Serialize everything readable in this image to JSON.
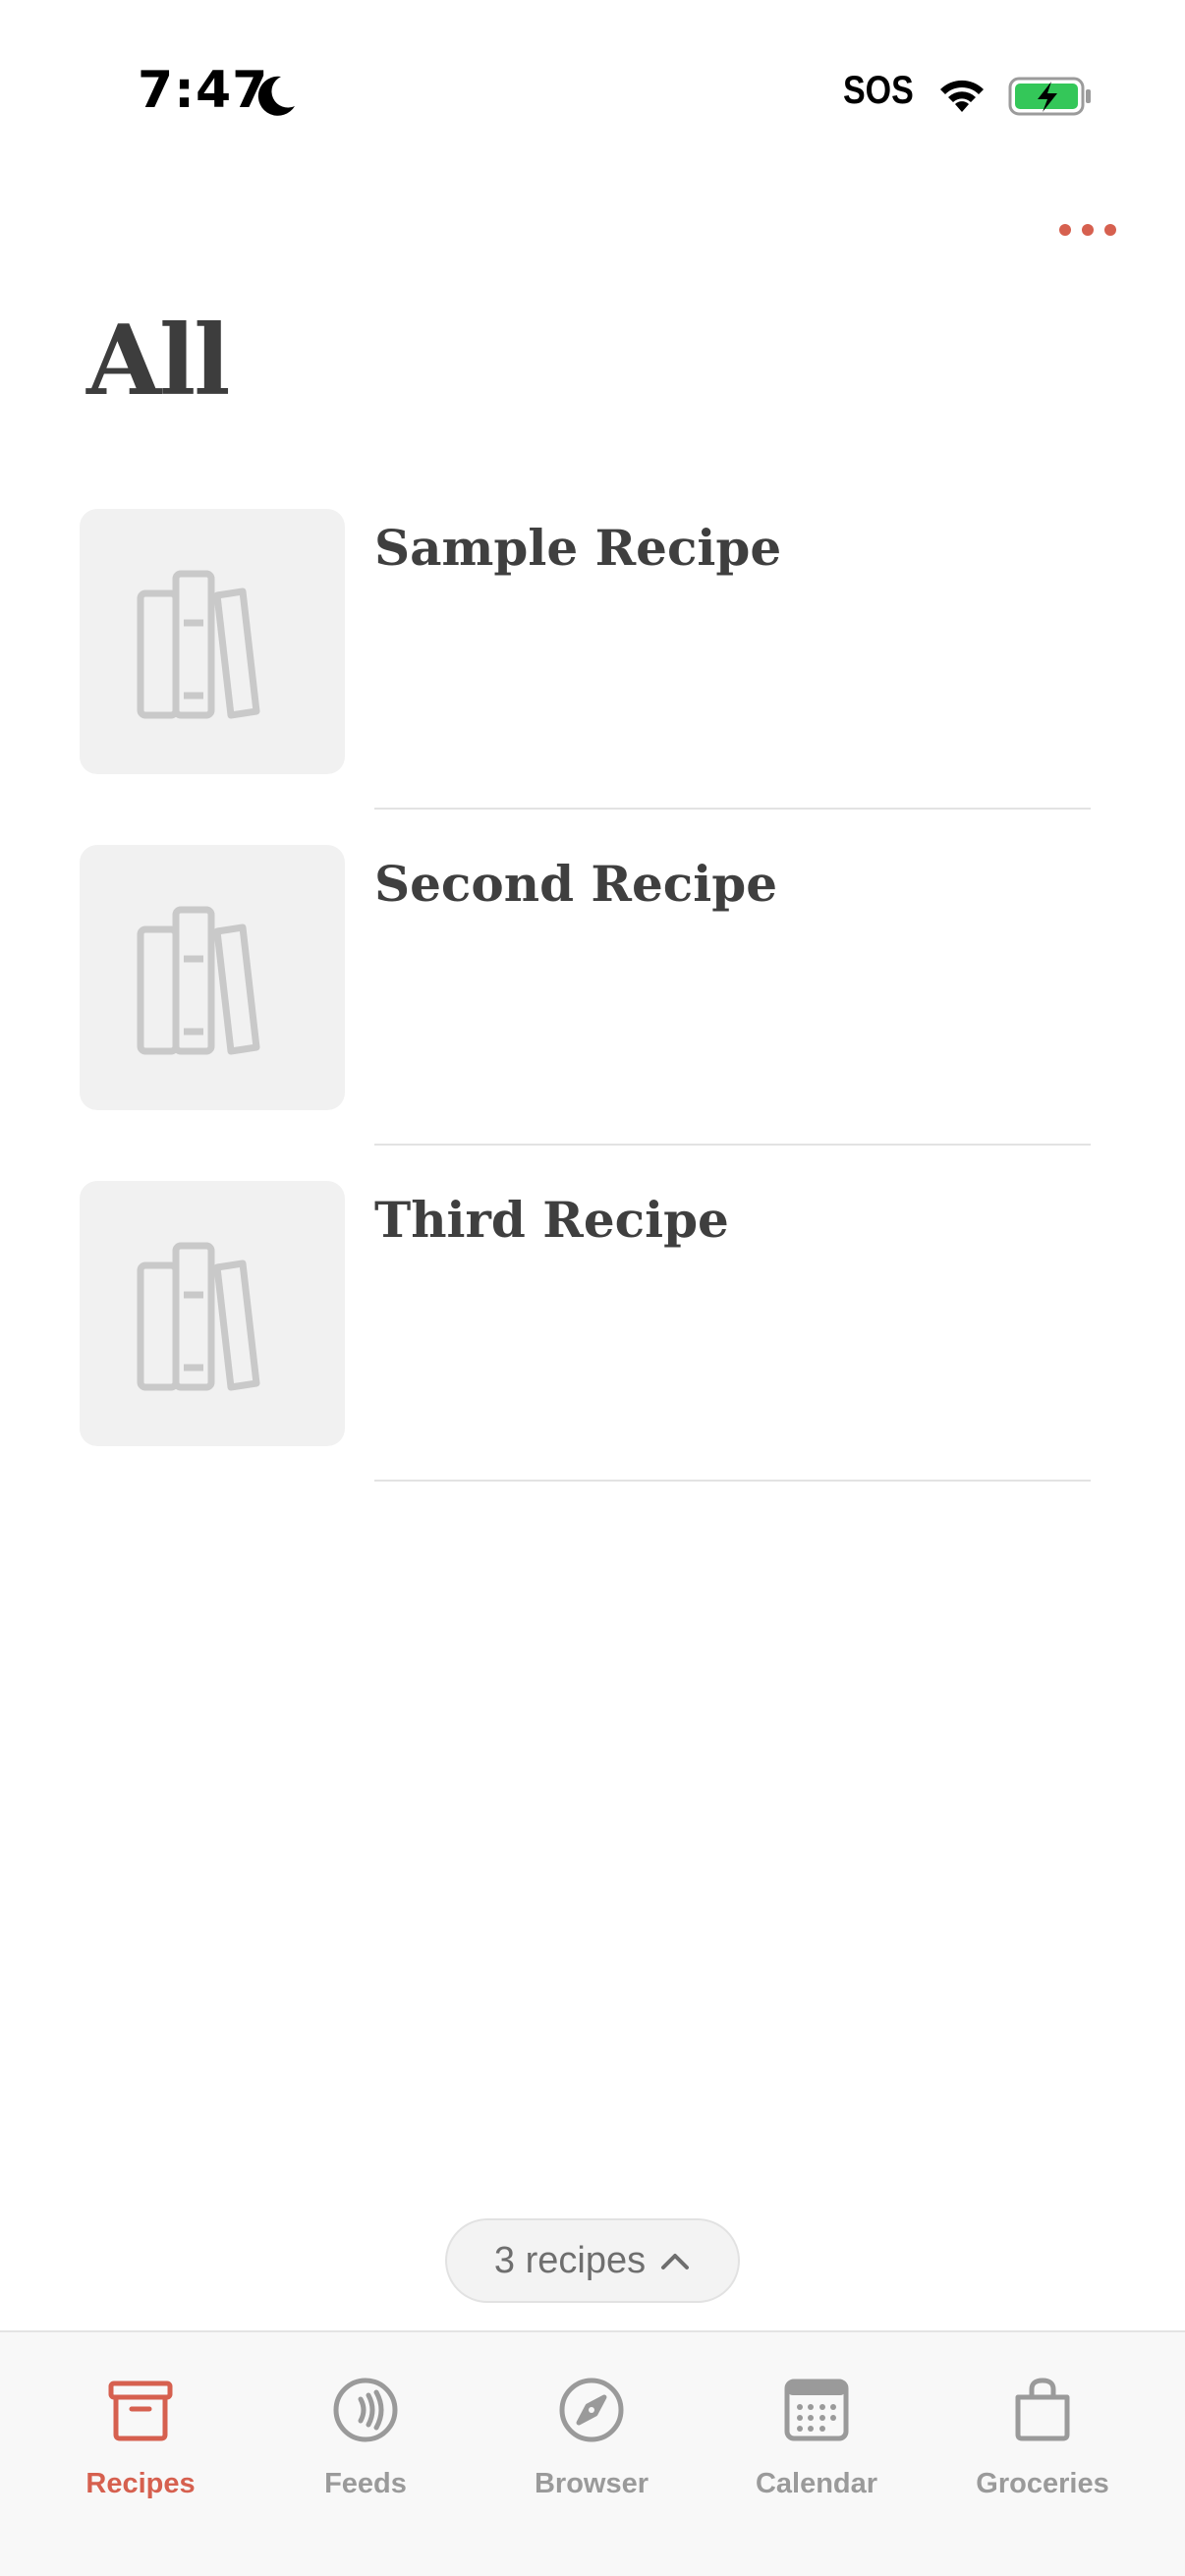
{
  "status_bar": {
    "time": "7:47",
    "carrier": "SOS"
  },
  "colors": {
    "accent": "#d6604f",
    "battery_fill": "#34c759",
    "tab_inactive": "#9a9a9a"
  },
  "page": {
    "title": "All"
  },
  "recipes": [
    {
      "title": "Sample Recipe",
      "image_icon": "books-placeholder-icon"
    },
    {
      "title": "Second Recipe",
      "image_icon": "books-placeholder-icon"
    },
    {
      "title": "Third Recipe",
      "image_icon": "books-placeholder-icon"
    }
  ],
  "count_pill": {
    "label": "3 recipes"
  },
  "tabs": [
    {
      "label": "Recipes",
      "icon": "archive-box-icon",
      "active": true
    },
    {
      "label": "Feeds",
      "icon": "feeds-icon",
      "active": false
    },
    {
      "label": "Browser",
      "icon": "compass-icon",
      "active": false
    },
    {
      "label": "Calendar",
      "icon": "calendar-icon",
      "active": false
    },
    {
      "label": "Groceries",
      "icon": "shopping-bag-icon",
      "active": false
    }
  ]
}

####################

■ **Written exercise**
Make an exact copy of the whole listing, but don't bring over any pictures.

■ **Task output**
Serialize everything readable in this image to JSON.
{
  "status_bar": {
    "time": "7:47",
    "carrier": "SOS"
  },
  "colors": {
    "accent": "#d6604f",
    "battery_fill": "#34c759",
    "tab_inactive": "#9a9a9a"
  },
  "page": {
    "title": "All"
  },
  "recipes": [
    {
      "title": "Sample Recipe",
      "image_icon": "books-placeholder-icon"
    },
    {
      "title": "Second Recipe",
      "image_icon": "books-placeholder-icon"
    },
    {
      "title": "Third Recipe",
      "image_icon": "books-placeholder-icon"
    }
  ],
  "count_pill": {
    "label": "3 recipes"
  },
  "tabs": [
    {
      "label": "Recipes",
      "icon": "archive-box-icon",
      "active": true
    },
    {
      "label": "Feeds",
      "icon": "feeds-icon",
      "active": false
    },
    {
      "label": "Browser",
      "icon": "compass-icon",
      "active": false
    },
    {
      "label": "Calendar",
      "icon": "calendar-icon",
      "active": false
    },
    {
      "label": "Groceries",
      "icon": "shopping-bag-icon",
      "active": false
    }
  ]
}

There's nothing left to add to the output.